RECORDS
○ ○ ○
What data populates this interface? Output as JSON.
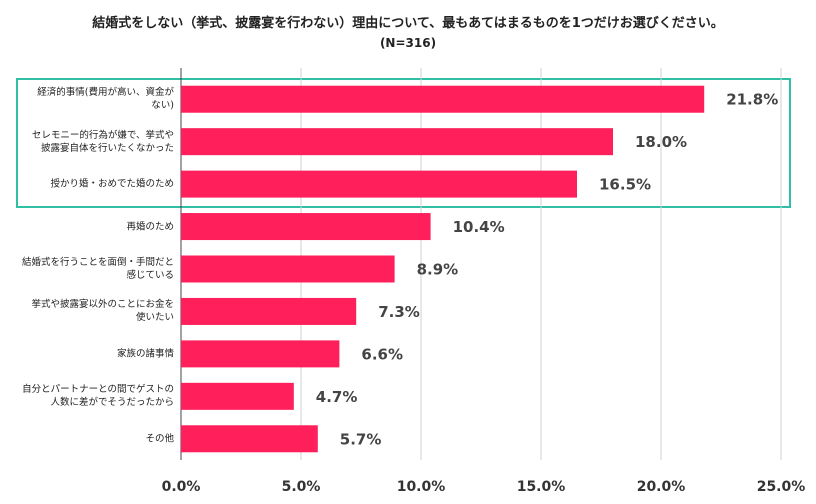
{
  "chart_data": {
    "type": "barh",
    "title": "結婚式をしない（挙式、披露宴を行わない）理由について、最もあてはまるものを1つだけお選びください。",
    "subtitle": "(N=316)",
    "categories": [
      "経済的事情(費用が高い、資金が\nない)",
      "セレモニー的行為が嫌で、挙式や\n披露宴自体を行いたくなかった",
      "授かり婚・おめでた婚のため",
      "再婚のため",
      "結婚式を行うことを面倒・手間だと\n感じている",
      "挙式や披露宴以外のことにお金を\n使いたい",
      "家族の諸事情",
      "自分とパートナーとの間でゲストの\n人数に差がでそうだったから",
      "その他"
    ],
    "values": [
      21.8,
      18.0,
      16.5,
      10.4,
      8.9,
      7.3,
      6.6,
      4.7,
      5.7
    ],
    "value_labels": [
      "21.8%",
      "18.0%",
      "16.5%",
      "10.4%",
      "8.9%",
      "7.3%",
      "6.6%",
      "4.7%",
      "5.7%"
    ],
    "color": "#ff1f5b",
    "xlim": [
      0,
      25
    ],
    "xticks": [
      {
        "value": 0,
        "label": "0.0%"
      },
      {
        "value": 5,
        "label": "5.0%"
      },
      {
        "value": 10,
        "label": "10.0%"
      },
      {
        "value": 15,
        "label": "15.0%"
      },
      {
        "value": 20,
        "label": "20.0%"
      },
      {
        "value": 25,
        "label": "25.0%"
      }
    ],
    "grid": true
  }
}
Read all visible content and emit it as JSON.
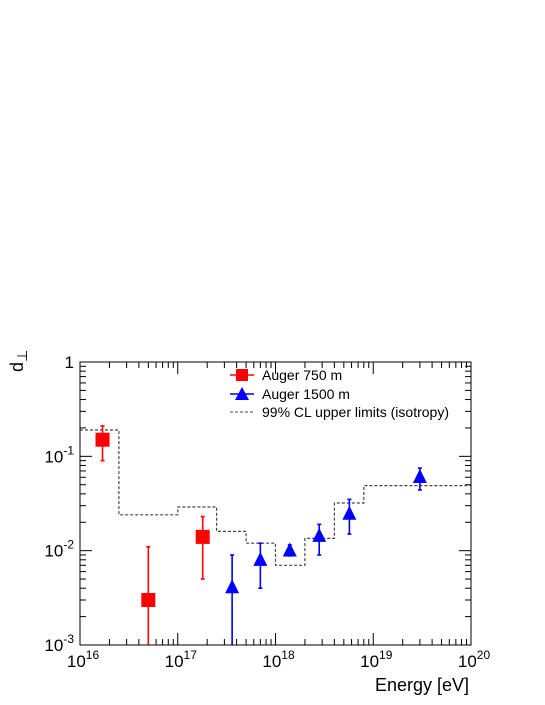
{
  "chart_data": {
    "type": "scatter",
    "xlabel": "Energy [eV]",
    "ylabel": "d",
    "ylabel_subscript": "⊥",
    "xscale": "log",
    "yscale": "log",
    "xlim": [
      1e+16,
      1e+20
    ],
    "ylim": [
      0.001,
      1
    ],
    "x_tick_labels": [
      {
        "base": "10",
        "exp": "16",
        "value": 1e+16
      },
      {
        "base": "10",
        "exp": "17",
        "value": 1e+17
      },
      {
        "base": "10",
        "exp": "18",
        "value": 1e+18
      },
      {
        "base": "10",
        "exp": "19",
        "value": 1e+19
      },
      {
        "base": "10",
        "exp": "20",
        "value": 1e+20
      }
    ],
    "y_tick_labels": [
      {
        "base": "1",
        "exp": "",
        "value": 1
      },
      {
        "base": "10",
        "exp": "-1",
        "value": 0.1
      },
      {
        "base": "10",
        "exp": "-2",
        "value": 0.01
      },
      {
        "base": "10",
        "exp": "-3",
        "value": 0.001
      }
    ],
    "grid": false,
    "legend_position": "top-center",
    "series": [
      {
        "name": "Auger 750 m",
        "marker": "square",
        "color": "#ff0000",
        "points": [
          {
            "x": 1.7e+16,
            "y": 0.15,
            "ylo": 0.09,
            "yhi": 0.21
          },
          {
            "x": 5e+16,
            "y": 0.003,
            "ylo": 0.001,
            "yhi": 0.011
          },
          {
            "x": 1.8e+17,
            "y": 0.014,
            "ylo": 0.005,
            "yhi": 0.023
          }
        ]
      },
      {
        "name": "Auger 1500 m",
        "marker": "triangle",
        "color": "#0000ff",
        "points": [
          {
            "x": 3.6e+17,
            "y": 0.004,
            "ylo": 0.001,
            "yhi": 0.009
          },
          {
            "x": 7e+17,
            "y": 0.0078,
            "ylo": 0.004,
            "yhi": 0.012
          },
          {
            "x": 1.4e+18,
            "y": 0.0098,
            "ylo": 0.0088,
            "yhi": 0.0115
          },
          {
            "x": 2.8e+18,
            "y": 0.014,
            "ylo": 0.009,
            "yhi": 0.019
          },
          {
            "x": 5.7e+18,
            "y": 0.024,
            "ylo": 0.015,
            "yhi": 0.035
          },
          {
            "x": 3e+19,
            "y": 0.059,
            "ylo": 0.044,
            "yhi": 0.075
          }
        ]
      },
      {
        "name": "99% CL upper limits (isotropy)",
        "style": "dashed-step",
        "color": "#444444",
        "steps": [
          {
            "x0": 1e+16,
            "x1": 2.5e+16,
            "y": 0.19
          },
          {
            "x0": 2.5e+16,
            "x1": 1e+17,
            "y": 0.024
          },
          {
            "x0": 1e+17,
            "x1": 2.5e+17,
            "y": 0.029
          },
          {
            "x0": 2.5e+17,
            "x1": 5e+17,
            "y": 0.016
          },
          {
            "x0": 5e+17,
            "x1": 1e+18,
            "y": 0.012
          },
          {
            "x0": 1e+18,
            "x1": 2e+18,
            "y": 0.007
          },
          {
            "x0": 2e+18,
            "x1": 4e+18,
            "y": 0.0135
          },
          {
            "x0": 4e+18,
            "x1": 8e+18,
            "y": 0.032
          },
          {
            "x0": 8e+18,
            "x1": 1e+20,
            "y": 0.049
          }
        ]
      }
    ]
  }
}
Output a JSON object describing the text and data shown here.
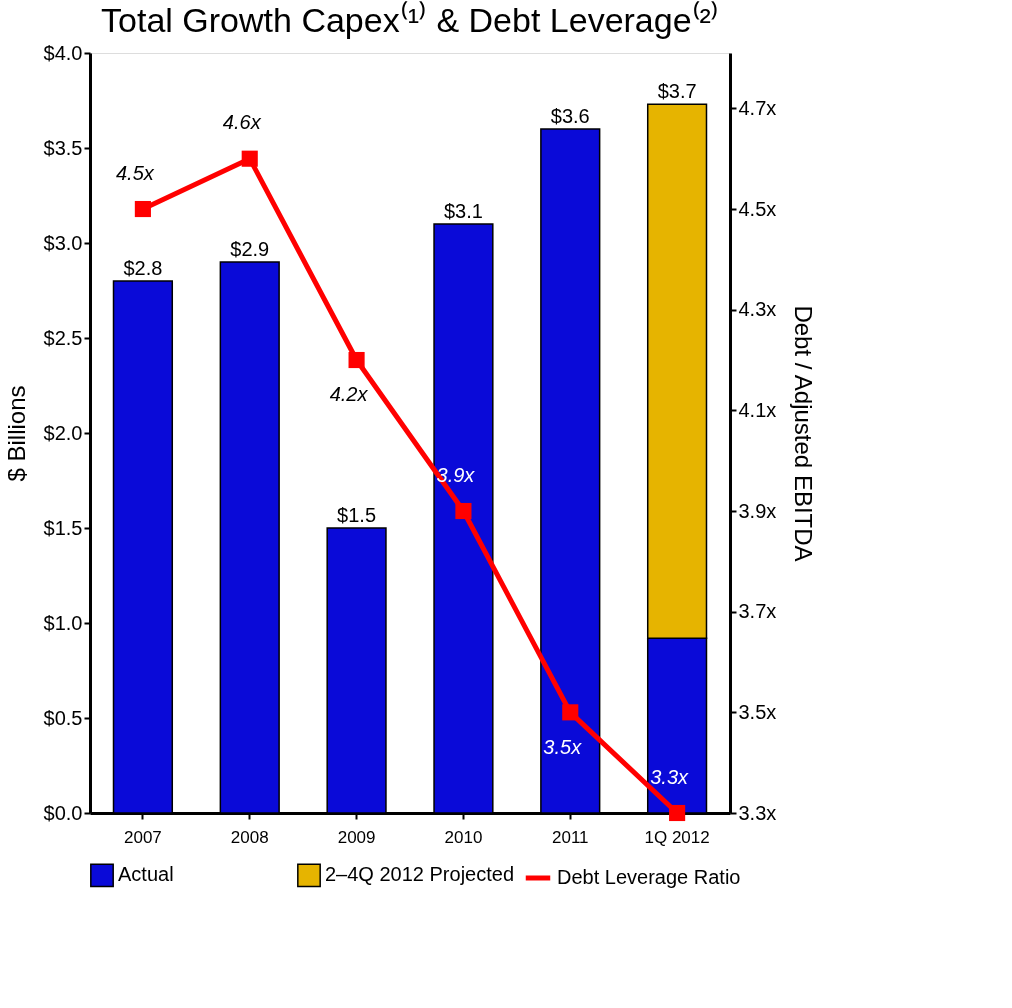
{
  "chart_data": {
    "type": "bar",
    "title": "Total Growth Capex⁽¹⁾ & Debt Leverage⁽²⁾",
    "ylabel": "$ Billions",
    "y2label": "Debt / Adjusted EBITDA",
    "categories": [
      "2007",
      "2008",
      "2009",
      "2010",
      "2011",
      "1Q 2012"
    ],
    "stacked": true,
    "series": [
      {
        "name": "Actual",
        "color": "#0a0ad8",
        "values": [
          2.8,
          2.9,
          1.5,
          3.1,
          3.6,
          0.92
        ]
      },
      {
        "name": "2–4Q 2012 Projected",
        "color": "#e6b400",
        "values": [
          null,
          null,
          null,
          null,
          null,
          2.81
        ]
      },
      {
        "name": "Debt Leverage Ratio",
        "type": "line",
        "axis": "y2",
        "color": "#ff0000",
        "marker": "square",
        "line_style": "solid",
        "values": [
          4.5,
          4.6,
          4.2,
          3.9,
          3.5,
          3.3
        ],
        "value_labels": [
          "4.5x",
          "4.6x",
          "4.2x",
          "3.9x",
          "3.5x",
          "3.3x"
        ]
      }
    ],
    "totals": [
      "$2.8",
      "$2.9",
      "$1.5",
      "$3.1",
      "$3.6",
      "$3.7"
    ],
    "ylim": [
      0,
      4
    ],
    "yticks": [
      {
        "value": 0,
        "label": "$0.0"
      },
      {
        "value": 0.5,
        "label": "$0.5"
      },
      {
        "value": 1,
        "label": "$1.0"
      },
      {
        "value": 1.5,
        "label": "$1.5"
      },
      {
        "value": 2,
        "label": "$2.0"
      },
      {
        "value": 2.5,
        "label": "$2.5"
      },
      {
        "value": 3,
        "label": "$3.0"
      },
      {
        "value": 3.5,
        "label": "$3.5"
      },
      {
        "value": 4,
        "label": "$4.0"
      }
    ],
    "y2lim": [
      3.3,
      4.81
    ],
    "y2ticks": [
      {
        "value": 3.3,
        "label": "3.3x"
      },
      {
        "value": 3.5,
        "label": "3.5x"
      },
      {
        "value": 3.7,
        "label": "3.7x"
      },
      {
        "value": 3.9,
        "label": "3.9x"
      },
      {
        "value": 4.1,
        "label": "4.1x"
      },
      {
        "value": 4.3,
        "label": "4.3x"
      },
      {
        "value": 4.5,
        "label": "4.5x"
      },
      {
        "value": 4.7,
        "label": "4.7x"
      }
    ],
    "grid": false,
    "legend": "bottom"
  }
}
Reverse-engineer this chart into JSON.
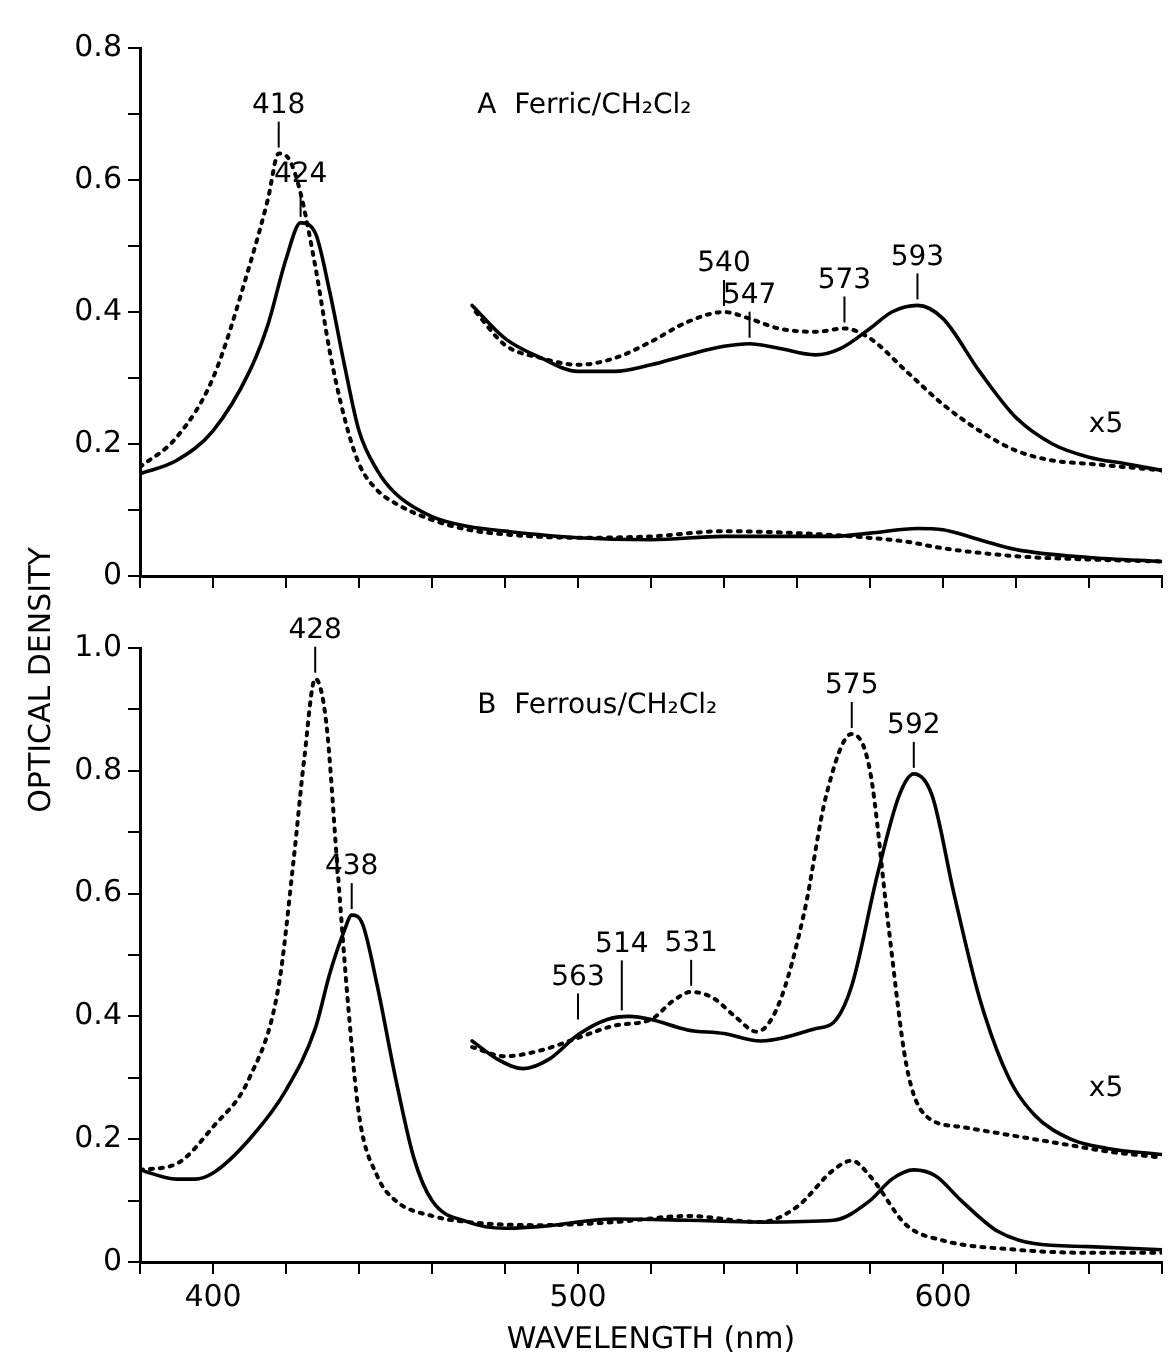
{
  "chart_data": [
    {
      "type": "line",
      "title": "A  Ferric/CH₂Cl₂",
      "xlim": [
        380,
        660
      ],
      "ylim": [
        0,
        0.8
      ],
      "xticks": [
        {
          "value": 380,
          "label": null
        },
        {
          "value": 400,
          "label": null
        },
        {
          "value": 420,
          "label": null
        },
        {
          "value": 440,
          "label": null
        },
        {
          "value": 460,
          "label": null
        },
        {
          "value": 480,
          "label": null
        },
        {
          "value": 500,
          "label": null
        },
        {
          "value": 520,
          "label": null
        },
        {
          "value": 540,
          "label": null
        },
        {
          "value": 560,
          "label": null
        },
        {
          "value": 580,
          "label": null
        },
        {
          "value": 600,
          "label": null
        },
        {
          "value": 620,
          "label": null
        },
        {
          "value": 640,
          "label": null
        },
        {
          "value": 660,
          "label": null
        }
      ],
      "yticks": [
        {
          "value": 0,
          "label": "0"
        },
        {
          "value": 0.1,
          "label": null
        },
        0.2,
        {
          "value": 0.3,
          "label": null
        },
        0.4,
        {
          "value": 0.5,
          "label": null
        },
        0.6,
        {
          "value": 0.7,
          "label": null
        },
        0.8
      ],
      "tick_labels": "y",
      "grid": false,
      "legend": false,
      "marker": "none",
      "series": [
        {
          "color": "#000000",
          "line_style": "solid",
          "x": [
            380,
            390,
            400,
            410,
            415,
            420,
            424,
            428,
            432,
            436,
            440,
            445,
            450,
            460,
            470,
            480,
            500,
            520,
            540,
            560,
            570,
            580,
            593,
            600,
            610,
            620,
            640,
            660
          ],
          "values": [
            0.155,
            0.175,
            0.22,
            0.31,
            0.38,
            0.48,
            0.535,
            0.52,
            0.43,
            0.32,
            0.22,
            0.16,
            0.125,
            0.09,
            0.075,
            0.068,
            0.058,
            0.055,
            0.06,
            0.06,
            0.06,
            0.065,
            0.072,
            0.07,
            0.055,
            0.04,
            0.028,
            0.022
          ]
        },
        {
          "color": "#000000",
          "line_style": "dotted",
          "x": [
            380,
            390,
            400,
            410,
            415,
            418,
            421,
            424,
            428,
            432,
            436,
            440,
            445,
            450,
            460,
            470,
            480,
            500,
            520,
            540,
            560,
            575,
            590,
            600,
            620,
            640,
            660
          ],
          "values": [
            0.165,
            0.21,
            0.3,
            0.47,
            0.57,
            0.64,
            0.63,
            0.58,
            0.47,
            0.34,
            0.24,
            0.17,
            0.13,
            0.11,
            0.085,
            0.07,
            0.063,
            0.058,
            0.06,
            0.068,
            0.065,
            0.06,
            0.052,
            0.042,
            0.03,
            0.025,
            0.022
          ]
        },
        {
          "color": "#000000",
          "line_style": "solid",
          "x": [
            471,
            480,
            490,
            500,
            510,
            520,
            530,
            540,
            547,
            555,
            565,
            572,
            580,
            586,
            593,
            600,
            610,
            620,
            630,
            640,
            650,
            660
          ],
          "values": [
            0.41,
            0.36,
            0.33,
            0.31,
            0.31,
            0.32,
            0.335,
            0.348,
            0.352,
            0.345,
            0.335,
            0.345,
            0.375,
            0.4,
            0.41,
            0.39,
            0.31,
            0.24,
            0.2,
            0.18,
            0.17,
            0.16
          ]
        },
        {
          "color": "#000000",
          "line_style": "dotted",
          "x": [
            472,
            480,
            490,
            500,
            510,
            520,
            530,
            540,
            547,
            555,
            565,
            573,
            580,
            590,
            600,
            610,
            620,
            630,
            640,
            650,
            660
          ],
          "values": [
            0.4,
            0.35,
            0.33,
            0.32,
            0.33,
            0.355,
            0.385,
            0.4,
            0.39,
            0.375,
            0.37,
            0.375,
            0.36,
            0.31,
            0.26,
            0.22,
            0.19,
            0.175,
            0.17,
            0.165,
            0.16
          ]
        }
      ],
      "annotations": [
        {
          "text": "418",
          "x": 418,
          "y": 0.64
        },
        {
          "text": "424",
          "x": 424,
          "y": 0.535
        },
        {
          "text": "540",
          "x": 540,
          "y": 0.4
        },
        {
          "text": "547",
          "x": 547,
          "y": 0.352
        },
        {
          "text": "573",
          "x": 573,
          "y": 0.375
        },
        {
          "text": "593",
          "x": 593,
          "y": 0.41
        },
        "x5"
      ]
    },
    {
      "type": "line",
      "title": "B  Ferrous/CH₂Cl₂",
      "xlabel": "WAVELENGTH (nm)",
      "ylabel": "OPTICAL DENSITY",
      "xlim": [
        380,
        660
      ],
      "ylim": [
        0,
        1.0
      ],
      "xticks": [
        {
          "value": 380,
          "label": null
        },
        400,
        {
          "value": 420,
          "label": null
        },
        {
          "value": 440,
          "label": null
        },
        {
          "value": 460,
          "label": null
        },
        {
          "value": 480,
          "label": null
        },
        500,
        {
          "value": 520,
          "label": null
        },
        {
          "value": 540,
          "label": null
        },
        {
          "value": 560,
          "label": null
        },
        {
          "value": 580,
          "label": null
        },
        600,
        {
          "value": 620,
          "label": null
        },
        {
          "value": 640,
          "label": null
        },
        {
          "value": 660,
          "label": null
        }
      ],
      "yticks": [
        {
          "value": 0,
          "label": "0"
        },
        {
          "value": 0.1,
          "label": null
        },
        0.2,
        {
          "value": 0.3,
          "label": null
        },
        0.4,
        {
          "value": 0.5,
          "label": null
        },
        0.6,
        {
          "value": 0.7,
          "label": null
        },
        0.8,
        {
          "value": 0.9,
          "label": null
        },
        {
          "value": 1,
          "label": "1.0"
        }
      ],
      "grid": false,
      "legend": false,
      "marker": "none",
      "series": [
        {
          "color": "#000000",
          "line_style": "solid",
          "x": [
            380,
            390,
            395,
            400,
            410,
            420,
            428,
            432,
            436,
            438,
            441,
            445,
            450,
            455,
            460,
            470,
            480,
            490,
            510,
            530,
            550,
            570,
            580,
            586,
            592,
            598,
            605,
            615,
            625,
            640,
            660
          ],
          "values": [
            0.15,
            0.135,
            0.135,
            0.145,
            0.2,
            0.28,
            0.38,
            0.47,
            0.54,
            0.565,
            0.55,
            0.45,
            0.3,
            0.17,
            0.1,
            0.065,
            0.055,
            0.058,
            0.07,
            0.068,
            0.065,
            0.068,
            0.1,
            0.135,
            0.15,
            0.14,
            0.1,
            0.05,
            0.03,
            0.025,
            0.02
          ]
        },
        {
          "color": "#000000",
          "line_style": "dotted",
          "x": [
            380,
            390,
            400,
            410,
            418,
            422,
            425,
            428,
            431,
            434,
            437,
            440,
            445,
            450,
            460,
            470,
            490,
            510,
            530,
            550,
            560,
            570,
            575,
            580,
            590,
            600,
            620,
            640,
            660
          ],
          "values": [
            0.15,
            0.16,
            0.22,
            0.3,
            0.45,
            0.65,
            0.82,
            0.95,
            0.88,
            0.65,
            0.42,
            0.24,
            0.14,
            0.1,
            0.075,
            0.065,
            0.06,
            0.065,
            0.075,
            0.065,
            0.09,
            0.15,
            0.165,
            0.14,
            0.06,
            0.035,
            0.02,
            0.015,
            0.015
          ]
        },
        {
          "color": "#000000",
          "line_style": "solid",
          "x": [
            471,
            478,
            485,
            492,
            500,
            508,
            514,
            520,
            530,
            540,
            550,
            556,
            565,
            570,
            575,
            582,
            588,
            592,
            597,
            603,
            610,
            618,
            625,
            635,
            645,
            660
          ],
          "values": [
            0.36,
            0.33,
            0.315,
            0.33,
            0.37,
            0.395,
            0.4,
            0.395,
            0.378,
            0.372,
            0.36,
            0.365,
            0.38,
            0.39,
            0.45,
            0.63,
            0.76,
            0.795,
            0.76,
            0.6,
            0.43,
            0.3,
            0.24,
            0.2,
            0.185,
            0.175
          ]
        },
        {
          "color": "#000000",
          "line_style": "dotted",
          "x": [
            471,
            480,
            490,
            500,
            510,
            520,
            526,
            531,
            537,
            543,
            549,
            555,
            562,
            568,
            575,
            580,
            585,
            590,
            595,
            605,
            615,
            625,
            635,
            645,
            660
          ],
          "values": [
            0.35,
            0.335,
            0.345,
            0.365,
            0.385,
            0.395,
            0.425,
            0.44,
            0.43,
            0.4,
            0.375,
            0.42,
            0.57,
            0.76,
            0.86,
            0.8,
            0.55,
            0.32,
            0.24,
            0.22,
            0.21,
            0.2,
            0.19,
            0.18,
            0.17
          ]
        }
      ],
      "annotations": [
        {
          "text": "428",
          "x": 428,
          "y": 0.95
        },
        {
          "text": "438",
          "x": 438,
          "y": 0.565
        },
        {
          "text": "563",
          "x": 500,
          "y": 0.385
        },
        {
          "text": "514",
          "x": 512,
          "y": 0.4
        },
        {
          "text": "531",
          "x": 531,
          "y": 0.44
        },
        {
          "text": "575",
          "x": 575,
          "y": 0.86
        },
        {
          "text": "592",
          "x": 592,
          "y": 0.795
        },
        "x5"
      ]
    }
  ]
}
○ ○ ○
WORK TO BE COMPLETED
Find every line containing the word "JSON", then give the total and nothing more.

ANSWER FOR THE TASK
4